A Big Push for the Smallest of Enterprises

The street vendor is a ubiquitous feature of urban life virtually everywhere in the world.  Food served from a battered cart, jewelry on rickety table, local souvenirs laid in neat rows on a blanket (ready to be pulled up by the corners at the first sign of the police).

Street vendors are often viewed as an urban nuisance even in the most developed of economies – recall Mayor Rudy Giuliani’s war on vendors, legal or otherwise, in New York City in the 1990s.  The Federation of Economic Development Associations (FEDA), a grassroots federation of small and medium-sized enterprises (SMEs) in Egypt, knew that this would be an issue that would capture attention when its launched its own program aimed at this unlikely group of small business owners.

Still, FEDA has sparked public debate on the issue in Egypt at a level it didn’t expect.  It earned significant print and broadcast media coverage – most recently, a spot on Nile Life TV’s popular Every Night program.  Every Night is seen nationwide in Egypt and by satellite throughout the MENA region.

[youtube:http://www.youtube.com/watch?v=li8lidIs6Rs]

It’s a great piece, which includes on-site interviews with vendors and a lively discussion with FEDA vice chair Abdul Motei Lotfi and CIPE Egypt director Randa al Zoghbi.  Lotfi and Zoghbi do a great job of outlining the issue – how to regulate street vendors.  What is most striking, though, is how the vendor interview segment puts a human face on a too-often marginalized group.

Problems ▸
[A] In the street vendor article, which TV program most recently gave FEDA a spot?
[B] Shorten the paragraph of the street vendor article that begins "Still, FEDA has sparked public debate" to a single sentence that keeps its main facts.
[C] Write the next paragraph of the street vendor article, picking up after its final sentence.
The material after the street vendor article is separate from it.

Data records ▸
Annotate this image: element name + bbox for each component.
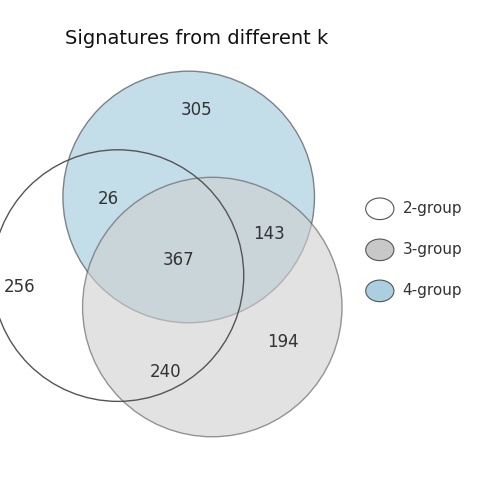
Circle shape — [366, 239, 394, 261]
Text: 256: 256 — [4, 278, 35, 296]
Text: 194: 194 — [267, 334, 299, 351]
Text: 4-group: 4-group — [402, 283, 462, 298]
Text: 3-group: 3-group — [402, 242, 462, 258]
Circle shape — [63, 71, 314, 323]
Title: Signatures from different k: Signatures from different k — [65, 29, 328, 48]
Text: 240: 240 — [149, 363, 181, 381]
Circle shape — [366, 280, 394, 302]
Text: 26: 26 — [98, 190, 118, 208]
Text: 2-group: 2-group — [402, 201, 462, 216]
Circle shape — [366, 198, 394, 220]
Text: 367: 367 — [163, 251, 195, 269]
Text: 143: 143 — [254, 225, 285, 243]
Circle shape — [83, 177, 342, 437]
Text: 305: 305 — [181, 101, 212, 119]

Expected outputs ▸
[A] Nile Life TV's Every Night program.

[B] FEDA stirred more public debate in Egypt than it expected and got wide print and broadcast coverage, most recently on Nile Life TV's Every Night program, which airs nationwide in Egypt and by satellite across the MENA region.

[C]
[youtube:http://www.youtube.com/watch?v=UjLz_OMbNe0]

Egypt has ranked in the top 10 reformers in the World Bank’s annual Doing Business Indicators for three of the past four years.  There are still many, however, for whom the barriers to entry to starting a conventional business — particularly property ownership — simply remain too high, leading them to sell on the street.  And while it is technically possible to obtain a license to be a street vendor in Egypt, few licenses are issued, out of fear of encouraging rural-to-urban migration.  As a result, most vendors operate in the informal economy, enduring harassment from, or being forced to bribe, police and municipal officials to stay in business.

FEDA and CIPE seek to lower these legal and regulatory barriers to entry to bring the vendors from the informal into the formal economy, where they can be registered, regulated, and taxed, and where they will enjoy legal protection, access to social services, and protection from abusive officials – as well as access to financial services such as credit.  With credit, a particularly successful vendor could get off the street and into a shop, and before long, need to hire employees, then need a bigger shop, etc.

Success on this issue would yield benefits not only to the vendors.  Given the employment crisis looming on the horizon throughout the MENA region, the Egyptian government has a vested interest in any proposal that has the prospect of generating new jobs.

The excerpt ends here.